(Entries from a dataset of interfaces)

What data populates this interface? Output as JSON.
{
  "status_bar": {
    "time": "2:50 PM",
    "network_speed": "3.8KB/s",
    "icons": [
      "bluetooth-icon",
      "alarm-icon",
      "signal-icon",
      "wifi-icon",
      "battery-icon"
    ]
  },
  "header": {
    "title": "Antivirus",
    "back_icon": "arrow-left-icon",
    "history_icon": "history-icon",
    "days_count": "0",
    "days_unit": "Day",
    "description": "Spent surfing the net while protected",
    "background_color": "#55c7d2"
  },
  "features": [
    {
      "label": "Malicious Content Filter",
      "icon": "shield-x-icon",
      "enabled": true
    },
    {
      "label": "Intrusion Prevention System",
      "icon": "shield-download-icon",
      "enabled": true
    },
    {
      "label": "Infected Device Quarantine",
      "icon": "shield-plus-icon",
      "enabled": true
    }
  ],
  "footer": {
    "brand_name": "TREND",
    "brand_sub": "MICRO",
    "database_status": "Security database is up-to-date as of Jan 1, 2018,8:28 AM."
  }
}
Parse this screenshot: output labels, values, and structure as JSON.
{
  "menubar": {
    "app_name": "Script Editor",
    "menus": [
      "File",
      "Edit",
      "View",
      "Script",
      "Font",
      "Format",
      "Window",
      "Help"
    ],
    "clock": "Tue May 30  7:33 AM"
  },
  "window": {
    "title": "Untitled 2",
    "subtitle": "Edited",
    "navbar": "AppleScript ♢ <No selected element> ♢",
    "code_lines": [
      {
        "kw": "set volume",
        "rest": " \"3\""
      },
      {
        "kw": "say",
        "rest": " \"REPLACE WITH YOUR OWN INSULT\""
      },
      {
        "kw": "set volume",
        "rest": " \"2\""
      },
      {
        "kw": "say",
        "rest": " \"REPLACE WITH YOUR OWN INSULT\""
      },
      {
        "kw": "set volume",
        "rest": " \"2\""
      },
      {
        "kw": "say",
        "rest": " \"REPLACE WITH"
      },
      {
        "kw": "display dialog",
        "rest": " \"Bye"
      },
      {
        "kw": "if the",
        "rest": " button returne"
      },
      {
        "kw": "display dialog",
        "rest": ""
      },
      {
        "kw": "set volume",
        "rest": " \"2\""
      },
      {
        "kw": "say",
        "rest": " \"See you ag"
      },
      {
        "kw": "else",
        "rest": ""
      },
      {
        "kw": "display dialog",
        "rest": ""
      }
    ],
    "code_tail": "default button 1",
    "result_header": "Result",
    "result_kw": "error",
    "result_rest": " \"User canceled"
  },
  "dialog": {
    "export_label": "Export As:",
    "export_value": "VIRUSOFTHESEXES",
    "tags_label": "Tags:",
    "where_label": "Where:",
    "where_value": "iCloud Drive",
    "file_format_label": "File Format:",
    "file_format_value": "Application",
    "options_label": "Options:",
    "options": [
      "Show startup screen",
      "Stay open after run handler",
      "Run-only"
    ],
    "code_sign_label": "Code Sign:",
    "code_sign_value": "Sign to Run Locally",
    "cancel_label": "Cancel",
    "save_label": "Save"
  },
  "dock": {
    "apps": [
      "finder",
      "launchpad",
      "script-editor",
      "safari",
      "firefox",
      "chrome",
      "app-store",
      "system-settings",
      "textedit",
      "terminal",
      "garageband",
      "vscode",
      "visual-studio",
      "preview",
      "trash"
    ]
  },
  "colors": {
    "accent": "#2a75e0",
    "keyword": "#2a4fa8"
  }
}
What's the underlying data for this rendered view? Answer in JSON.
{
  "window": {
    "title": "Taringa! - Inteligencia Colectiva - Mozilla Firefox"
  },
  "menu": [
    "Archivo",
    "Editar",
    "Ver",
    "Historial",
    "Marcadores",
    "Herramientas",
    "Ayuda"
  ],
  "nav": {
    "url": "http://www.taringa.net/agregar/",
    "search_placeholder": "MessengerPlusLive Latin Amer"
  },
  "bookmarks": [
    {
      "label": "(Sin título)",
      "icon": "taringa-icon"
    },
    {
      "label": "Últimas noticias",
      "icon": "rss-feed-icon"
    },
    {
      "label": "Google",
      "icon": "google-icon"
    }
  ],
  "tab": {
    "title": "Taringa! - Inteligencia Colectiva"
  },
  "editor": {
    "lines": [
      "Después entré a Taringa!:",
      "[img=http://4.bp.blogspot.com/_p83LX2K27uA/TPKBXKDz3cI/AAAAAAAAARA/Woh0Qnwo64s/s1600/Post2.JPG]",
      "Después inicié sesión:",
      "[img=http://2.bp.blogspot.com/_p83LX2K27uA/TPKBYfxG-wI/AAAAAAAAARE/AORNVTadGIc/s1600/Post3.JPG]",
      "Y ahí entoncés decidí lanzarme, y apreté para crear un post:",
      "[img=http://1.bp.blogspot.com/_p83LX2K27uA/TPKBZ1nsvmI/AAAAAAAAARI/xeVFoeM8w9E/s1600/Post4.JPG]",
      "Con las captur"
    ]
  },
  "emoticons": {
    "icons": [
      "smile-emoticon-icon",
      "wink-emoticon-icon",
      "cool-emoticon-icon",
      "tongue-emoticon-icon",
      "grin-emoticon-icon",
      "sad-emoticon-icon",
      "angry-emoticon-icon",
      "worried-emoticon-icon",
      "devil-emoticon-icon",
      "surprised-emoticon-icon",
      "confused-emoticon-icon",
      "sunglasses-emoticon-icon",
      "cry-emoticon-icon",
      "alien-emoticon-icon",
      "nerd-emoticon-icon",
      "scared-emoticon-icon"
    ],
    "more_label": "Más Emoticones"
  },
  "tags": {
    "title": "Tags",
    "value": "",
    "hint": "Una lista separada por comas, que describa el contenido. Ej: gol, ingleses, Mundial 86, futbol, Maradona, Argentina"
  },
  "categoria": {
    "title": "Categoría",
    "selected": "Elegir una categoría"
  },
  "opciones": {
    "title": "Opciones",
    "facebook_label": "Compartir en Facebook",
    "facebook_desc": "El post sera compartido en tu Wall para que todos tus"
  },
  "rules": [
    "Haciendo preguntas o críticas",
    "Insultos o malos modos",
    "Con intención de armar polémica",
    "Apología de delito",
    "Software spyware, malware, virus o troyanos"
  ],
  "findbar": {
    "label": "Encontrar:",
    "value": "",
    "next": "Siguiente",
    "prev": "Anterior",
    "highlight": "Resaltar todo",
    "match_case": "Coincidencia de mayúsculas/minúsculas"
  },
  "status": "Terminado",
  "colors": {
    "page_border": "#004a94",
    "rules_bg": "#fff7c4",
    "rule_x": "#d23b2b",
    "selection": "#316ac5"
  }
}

TASK OBJECTIVE:
Provide a verbatim reproduction of all the records.

SOLUTION BELOW:
What data populates this interface? Output as JSON.
{
  "status_bar": {
    "time": "2:50 PM",
    "network_speed": "3.8KB/s",
    "icons": [
      "bluetooth-icon",
      "alarm-icon",
      "signal-icon",
      "wifi-icon",
      "battery-icon"
    ]
  },
  "header": {
    "title": "Antivirus",
    "back_icon": "arrow-left-icon",
    "history_icon": "history-icon",
    "days_count": "0",
    "days_unit": "Day",
    "description": "Spent surfing the net while protected",
    "background_color": "#55c7d2"
  },
  "features": [
    {
      "label": "Malicious Content Filter",
      "icon": "shield-x-icon",
      "enabled": true
    },
    {
      "label": "Intrusion Prevention System",
      "icon": "shield-download-icon",
      "enabled": true
    },
    {
      "label": "Infected Device Quarantine",
      "icon": "shield-plus-icon",
      "enabled": true
    }
  ],
  "footer": {
    "brand_name": "TREND",
    "brand_sub": "MICRO",
    "database_status": "Security database is up-to-date as of Jan 1, 2018,8:28 AM."
  }
}
Parse this screenshot: output labels, values, and structure as JSON.
{
  "menubar": {
    "app_name": "Script Editor",
    "menus": [
      "File",
      "Edit",
      "View",
      "Script",
      "Font",
      "Format",
      "Window",
      "Help"
    ],
    "clock": "Tue May 30  7:33 AM"
  },
  "window": {
    "title": "Untitled 2",
    "subtitle": "Edited",
    "navbar": "AppleScript ♢ <No selected element> ♢",
    "code_lines": [
      {
        "kw": "set volume",
        "rest": " \"3\""
      },
      {
        "kw": "say",
        "rest": " \"REPLACE WITH YOUR OWN INSULT\""
      },
      {
        "kw": "set volume",
        "rest": " \"2\""
      },
      {
        "kw": "say",
        "rest": " \"REPLACE WITH YOUR OWN INSULT\""
      },
      {
        "kw": "set volume",
        "rest": " \"2\""
      },
      {
        "kw": "say",
        "rest": " \"REPLACE WITH"
      },
      {
        "kw": "display dialog",
        "rest": " \"Bye"
      },
      {
        "kw": "if the",
        "rest": " button returne"
      },
      {
        "kw": "display dialog",
        "rest": ""
      },
      {
        "kw": "set volume",
        "rest": " \"2\""
      },
      {
        "kw": "say",
        "rest": " \"See you ag"
      },
      {
        "kw": "else",
        "rest": ""
      },
      {
        "kw": "display dialog",
        "rest": ""
      }
    ],
    "code_tail": "default button 1",
    "result_header": "Result",
    "result_kw": "error",
    "result_rest": " \"User canceled"
  },
  "dialog": {
    "export_label": "Export As:",
    "export_value": "VIRUSOFTHESEXES",
    "tags_label": "Tags:",
    "where_label": "Where:",
    "where_value": "iCloud Drive",
    "file_format_label": "File Format:",
    "file_format_value": "Application",
    "options_label": "Options:",
    "options": [
      "Show startup screen",
      "Stay open after run handler",
      "Run-only"
    ],
    "code_sign_label": "Code Sign:",
    "code_sign_value": "Sign to Run Locally",
    "cancel_label": "Cancel",
    "save_label": "Save"
  },
  "dock": {
    "apps": [
      "finder",
      "launchpad",
      "script-editor",
      "safari",
      "firefox",
      "chrome",
      "app-store",
      "system-settings",
      "textedit",
      "terminal",
      "garageband",
      "vscode",
      "visual-studio",
      "preview",
      "trash"
    ]
  },
  "colors": {
    "accent": "#2a75e0",
    "keyword": "#2a4fa8"
  }
}
What's the underlying data for this rendered view? Answer in JSON.
{
  "window": {
    "title": "Taringa! - Inteligencia Colectiva - Mozilla Firefox"
  },
  "menu": [
    "Archivo",
    "Editar",
    "Ver",
    "Historial",
    "Marcadores",
    "Herramientas",
    "Ayuda"
  ],
  "nav": {
    "url": "http://www.taringa.net/agregar/",
    "search_placeholder": "MessengerPlusLive Latin Amer"
  },
  "bookmarks": [
    {
      "label": "(Sin título)",
      "icon": "taringa-icon"
    },
    {
      "label": "Últimas noticias",
      "icon": "rss-feed-icon"
    },
    {
      "label": "Google",
      "icon": "google-icon"
    }
  ],
  "tab": {
    "title": "Taringa! - Inteligencia Colectiva"
  },
  "editor": {
    "lines": [
      "Después entré a Taringa!:",
      "[img=http://4.bp.blogspot.com/_p83LX2K27uA/TPKBXKDz3cI/AAAAAAAAARA/Woh0Qnwo64s/s1600/Post2.JPG]",
      "Después inicié sesión:",
      "[img=http://2.bp.blogspot.com/_p83LX2K27uA/TPKBYfxG-wI/AAAAAAAAARE/AORNVTadGIc/s1600/Post3.JPG]",
      "Y ahí entoncés decidí lanzarme, y apreté para crear un post:",
      "[img=http://1.bp.blogspot.com/_p83LX2K27uA/TPKBZ1nsvmI/AAAAAAAAARI/xeVFoeM8w9E/s1600/Post4.JPG]",
      "Con las captur"
    ]
  },
  "emoticons": {
    "icons": [
      "smile-emoticon-icon",
      "wink-emoticon-icon",
      "cool-emoticon-icon",
      "tongue-emoticon-icon",
      "grin-emoticon-icon",
      "sad-emoticon-icon",
      "angry-emoticon-icon",
      "worried-emoticon-icon",
      "devil-emoticon-icon",
      "surprised-emoticon-icon",
      "confused-emoticon-icon",
      "sunglasses-emoticon-icon",
      "cry-emoticon-icon",
      "alien-emoticon-icon",
      "nerd-emoticon-icon",
      "scared-emoticon-icon"
    ],
    "more_label": "Más Emoticones"
  },
  "tags": {
    "title": "Tags",
    "value": "",
    "hint": "Una lista separada por comas, que describa el contenido. Ej: gol, ingleses, Mundial 86, futbol, Maradona, Argentina"
  },
  "categoria": {
    "title": "Categoría",
    "selected": "Elegir una categoría"
  },
  "opciones": {
    "title": "Opciones",
    "facebook_label": "Compartir en Facebook",
    "facebook_desc": "El post sera compartido en tu Wall para que todos tus"
  },
  "rules": [
    "Haciendo preguntas o críticas",
    "Insultos o malos modos",
    "Con intención de armar polémica",
    "Apología de delito",
    "Software spyware, malware, virus o troyanos"
  ],
  "findbar": {
    "label": "Encontrar:",
    "value": "",
    "next": "Siguiente",
    "prev": "Anterior",
    "highlight": "Resaltar todo",
    "match_case": "Coincidencia de mayúsculas/minúsculas"
  },
  "status": "Terminado",
  "colors": {
    "page_border": "#004a94",
    "rules_bg": "#fff7c4",
    "rule_x": "#d23b2b",
    "selection": "#316ac5"
  }
}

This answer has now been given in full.